▶ **Excerpts from a figure dataset**

□ □ □ □ □ □ □

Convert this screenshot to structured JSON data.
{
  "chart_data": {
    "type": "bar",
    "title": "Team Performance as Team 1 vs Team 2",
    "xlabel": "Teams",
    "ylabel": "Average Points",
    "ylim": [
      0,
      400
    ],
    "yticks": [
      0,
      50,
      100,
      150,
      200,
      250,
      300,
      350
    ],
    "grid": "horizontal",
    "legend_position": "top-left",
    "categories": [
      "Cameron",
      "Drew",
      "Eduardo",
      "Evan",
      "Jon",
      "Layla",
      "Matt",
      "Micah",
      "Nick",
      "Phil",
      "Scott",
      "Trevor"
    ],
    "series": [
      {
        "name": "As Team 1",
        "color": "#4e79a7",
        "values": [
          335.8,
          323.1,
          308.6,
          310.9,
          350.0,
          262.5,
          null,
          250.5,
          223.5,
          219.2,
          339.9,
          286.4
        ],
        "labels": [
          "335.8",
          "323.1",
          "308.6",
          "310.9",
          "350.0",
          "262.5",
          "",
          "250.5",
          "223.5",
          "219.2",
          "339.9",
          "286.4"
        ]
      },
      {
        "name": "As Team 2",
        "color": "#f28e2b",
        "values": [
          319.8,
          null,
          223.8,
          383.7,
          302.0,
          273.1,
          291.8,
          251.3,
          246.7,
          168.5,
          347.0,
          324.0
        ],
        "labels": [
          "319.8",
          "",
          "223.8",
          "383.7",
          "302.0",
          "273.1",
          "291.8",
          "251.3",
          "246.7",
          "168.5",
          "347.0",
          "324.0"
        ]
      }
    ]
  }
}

□ □ □ □ □ □ □

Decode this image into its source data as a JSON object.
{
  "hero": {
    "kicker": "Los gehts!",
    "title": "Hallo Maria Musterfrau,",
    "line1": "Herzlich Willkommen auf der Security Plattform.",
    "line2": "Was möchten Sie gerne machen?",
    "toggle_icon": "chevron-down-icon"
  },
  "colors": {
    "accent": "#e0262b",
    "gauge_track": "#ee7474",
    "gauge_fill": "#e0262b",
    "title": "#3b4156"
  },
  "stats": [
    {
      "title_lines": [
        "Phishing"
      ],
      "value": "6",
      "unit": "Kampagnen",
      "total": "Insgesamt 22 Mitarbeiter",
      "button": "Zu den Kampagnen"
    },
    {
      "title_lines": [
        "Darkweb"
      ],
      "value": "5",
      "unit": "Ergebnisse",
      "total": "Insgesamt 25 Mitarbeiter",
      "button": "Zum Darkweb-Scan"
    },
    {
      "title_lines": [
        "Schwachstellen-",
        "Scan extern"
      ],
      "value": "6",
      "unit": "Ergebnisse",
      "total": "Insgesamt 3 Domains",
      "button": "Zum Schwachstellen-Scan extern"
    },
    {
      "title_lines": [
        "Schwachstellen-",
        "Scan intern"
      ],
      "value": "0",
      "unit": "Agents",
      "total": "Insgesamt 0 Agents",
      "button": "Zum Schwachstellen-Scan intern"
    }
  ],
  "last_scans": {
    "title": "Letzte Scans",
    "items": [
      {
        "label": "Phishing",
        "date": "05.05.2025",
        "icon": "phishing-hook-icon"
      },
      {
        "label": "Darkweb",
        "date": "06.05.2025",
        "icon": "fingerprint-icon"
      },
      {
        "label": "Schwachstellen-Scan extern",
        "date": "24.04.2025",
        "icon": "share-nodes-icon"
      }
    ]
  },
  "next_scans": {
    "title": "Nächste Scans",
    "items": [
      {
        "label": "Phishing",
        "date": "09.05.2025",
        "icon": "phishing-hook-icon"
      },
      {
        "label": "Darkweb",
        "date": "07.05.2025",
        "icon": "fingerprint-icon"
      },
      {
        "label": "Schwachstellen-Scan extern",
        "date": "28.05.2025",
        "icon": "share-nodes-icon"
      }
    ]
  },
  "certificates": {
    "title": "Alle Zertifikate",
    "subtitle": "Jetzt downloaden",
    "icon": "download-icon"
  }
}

□ □ □ □ □ □ □

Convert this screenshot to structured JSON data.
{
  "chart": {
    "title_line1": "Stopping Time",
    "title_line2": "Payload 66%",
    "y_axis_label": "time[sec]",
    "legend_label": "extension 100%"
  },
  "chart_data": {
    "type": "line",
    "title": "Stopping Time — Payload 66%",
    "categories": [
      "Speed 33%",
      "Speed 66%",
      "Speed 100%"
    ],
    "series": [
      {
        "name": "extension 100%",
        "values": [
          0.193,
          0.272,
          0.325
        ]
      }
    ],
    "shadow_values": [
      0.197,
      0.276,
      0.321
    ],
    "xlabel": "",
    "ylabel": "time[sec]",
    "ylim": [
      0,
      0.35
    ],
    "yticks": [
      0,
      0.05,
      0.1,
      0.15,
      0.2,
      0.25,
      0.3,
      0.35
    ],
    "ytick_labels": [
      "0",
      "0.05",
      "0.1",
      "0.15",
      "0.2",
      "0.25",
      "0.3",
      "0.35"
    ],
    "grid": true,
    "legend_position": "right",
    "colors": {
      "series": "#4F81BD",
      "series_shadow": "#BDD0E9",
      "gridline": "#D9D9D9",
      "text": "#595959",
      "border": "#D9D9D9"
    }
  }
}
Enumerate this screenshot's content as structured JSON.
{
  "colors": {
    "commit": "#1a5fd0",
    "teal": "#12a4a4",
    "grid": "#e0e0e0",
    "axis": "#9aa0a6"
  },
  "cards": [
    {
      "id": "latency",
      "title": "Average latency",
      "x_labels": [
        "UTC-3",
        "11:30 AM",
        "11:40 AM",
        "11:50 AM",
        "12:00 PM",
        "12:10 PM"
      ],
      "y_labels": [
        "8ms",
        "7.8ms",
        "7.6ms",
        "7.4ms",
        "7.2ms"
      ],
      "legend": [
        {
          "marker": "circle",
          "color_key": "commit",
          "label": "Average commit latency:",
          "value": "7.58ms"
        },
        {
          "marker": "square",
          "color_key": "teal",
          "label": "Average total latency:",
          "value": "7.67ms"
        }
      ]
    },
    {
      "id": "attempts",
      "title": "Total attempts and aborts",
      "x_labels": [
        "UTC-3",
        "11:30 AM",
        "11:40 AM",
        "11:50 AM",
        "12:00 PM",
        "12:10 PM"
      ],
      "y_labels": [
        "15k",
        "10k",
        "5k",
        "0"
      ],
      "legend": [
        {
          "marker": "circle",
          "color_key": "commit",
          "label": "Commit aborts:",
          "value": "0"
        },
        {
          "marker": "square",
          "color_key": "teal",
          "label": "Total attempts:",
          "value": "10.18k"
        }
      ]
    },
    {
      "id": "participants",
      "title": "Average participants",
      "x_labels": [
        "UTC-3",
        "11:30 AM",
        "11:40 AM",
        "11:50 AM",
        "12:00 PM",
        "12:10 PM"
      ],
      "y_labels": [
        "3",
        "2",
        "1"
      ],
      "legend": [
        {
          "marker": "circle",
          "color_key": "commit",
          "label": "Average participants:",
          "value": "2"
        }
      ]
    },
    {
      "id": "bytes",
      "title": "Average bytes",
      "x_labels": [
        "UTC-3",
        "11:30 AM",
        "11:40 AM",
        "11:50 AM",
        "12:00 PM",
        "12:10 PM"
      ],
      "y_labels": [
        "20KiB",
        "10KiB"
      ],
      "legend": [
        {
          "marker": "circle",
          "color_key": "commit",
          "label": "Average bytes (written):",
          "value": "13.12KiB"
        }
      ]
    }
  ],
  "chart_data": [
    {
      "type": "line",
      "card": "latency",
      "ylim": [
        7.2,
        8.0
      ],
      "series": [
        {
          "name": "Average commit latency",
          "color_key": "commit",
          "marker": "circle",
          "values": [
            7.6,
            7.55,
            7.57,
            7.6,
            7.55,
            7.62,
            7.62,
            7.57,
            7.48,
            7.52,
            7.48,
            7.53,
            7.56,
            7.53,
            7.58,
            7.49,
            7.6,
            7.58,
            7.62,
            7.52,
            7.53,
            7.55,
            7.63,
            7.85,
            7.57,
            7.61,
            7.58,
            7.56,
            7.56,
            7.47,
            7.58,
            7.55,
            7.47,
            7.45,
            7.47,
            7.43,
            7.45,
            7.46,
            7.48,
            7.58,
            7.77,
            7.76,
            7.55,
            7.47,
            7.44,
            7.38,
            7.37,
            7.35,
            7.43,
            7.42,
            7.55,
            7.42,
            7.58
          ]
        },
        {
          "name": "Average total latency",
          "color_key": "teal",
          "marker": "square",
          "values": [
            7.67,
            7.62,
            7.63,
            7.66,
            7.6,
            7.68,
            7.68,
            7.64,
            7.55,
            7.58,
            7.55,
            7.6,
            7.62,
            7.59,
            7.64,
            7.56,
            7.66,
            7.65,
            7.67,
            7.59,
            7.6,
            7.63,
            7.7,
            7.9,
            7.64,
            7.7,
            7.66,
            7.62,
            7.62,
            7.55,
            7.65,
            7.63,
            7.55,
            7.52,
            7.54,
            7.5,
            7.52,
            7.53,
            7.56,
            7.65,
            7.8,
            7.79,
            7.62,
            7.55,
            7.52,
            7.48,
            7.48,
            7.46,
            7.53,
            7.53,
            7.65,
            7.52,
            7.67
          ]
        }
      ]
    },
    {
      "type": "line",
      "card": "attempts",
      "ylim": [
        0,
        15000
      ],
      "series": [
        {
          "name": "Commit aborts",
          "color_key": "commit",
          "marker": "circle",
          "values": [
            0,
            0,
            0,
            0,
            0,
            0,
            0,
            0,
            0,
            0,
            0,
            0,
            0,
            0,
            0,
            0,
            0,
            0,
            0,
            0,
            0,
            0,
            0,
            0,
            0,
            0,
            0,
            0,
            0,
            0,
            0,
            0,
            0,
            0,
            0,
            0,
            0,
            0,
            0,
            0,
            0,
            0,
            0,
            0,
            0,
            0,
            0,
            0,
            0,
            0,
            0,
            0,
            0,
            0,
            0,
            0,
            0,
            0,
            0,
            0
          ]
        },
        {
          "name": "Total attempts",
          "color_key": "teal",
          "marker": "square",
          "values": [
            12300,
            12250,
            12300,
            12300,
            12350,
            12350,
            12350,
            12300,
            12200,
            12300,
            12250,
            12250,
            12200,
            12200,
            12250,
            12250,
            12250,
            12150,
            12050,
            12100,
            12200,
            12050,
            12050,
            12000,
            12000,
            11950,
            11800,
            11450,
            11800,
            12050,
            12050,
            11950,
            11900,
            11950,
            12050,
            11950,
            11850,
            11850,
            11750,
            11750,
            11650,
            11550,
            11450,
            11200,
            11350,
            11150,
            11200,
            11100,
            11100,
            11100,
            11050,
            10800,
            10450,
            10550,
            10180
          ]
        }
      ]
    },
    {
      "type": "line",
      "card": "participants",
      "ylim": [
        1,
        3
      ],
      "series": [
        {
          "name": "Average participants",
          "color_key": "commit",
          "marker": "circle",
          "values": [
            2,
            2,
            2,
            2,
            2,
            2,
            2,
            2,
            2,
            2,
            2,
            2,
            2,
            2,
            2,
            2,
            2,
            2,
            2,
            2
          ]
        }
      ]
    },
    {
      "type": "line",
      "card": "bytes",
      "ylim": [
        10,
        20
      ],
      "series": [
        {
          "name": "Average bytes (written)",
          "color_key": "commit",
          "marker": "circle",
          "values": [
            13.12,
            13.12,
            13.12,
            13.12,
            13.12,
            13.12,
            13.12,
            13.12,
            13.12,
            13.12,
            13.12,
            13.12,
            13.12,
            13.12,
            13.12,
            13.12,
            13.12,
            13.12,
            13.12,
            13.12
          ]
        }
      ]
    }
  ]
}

□ □ □ □ □ □ □

Report how many lines of the listing hold the word "this", with nothing but the number.

4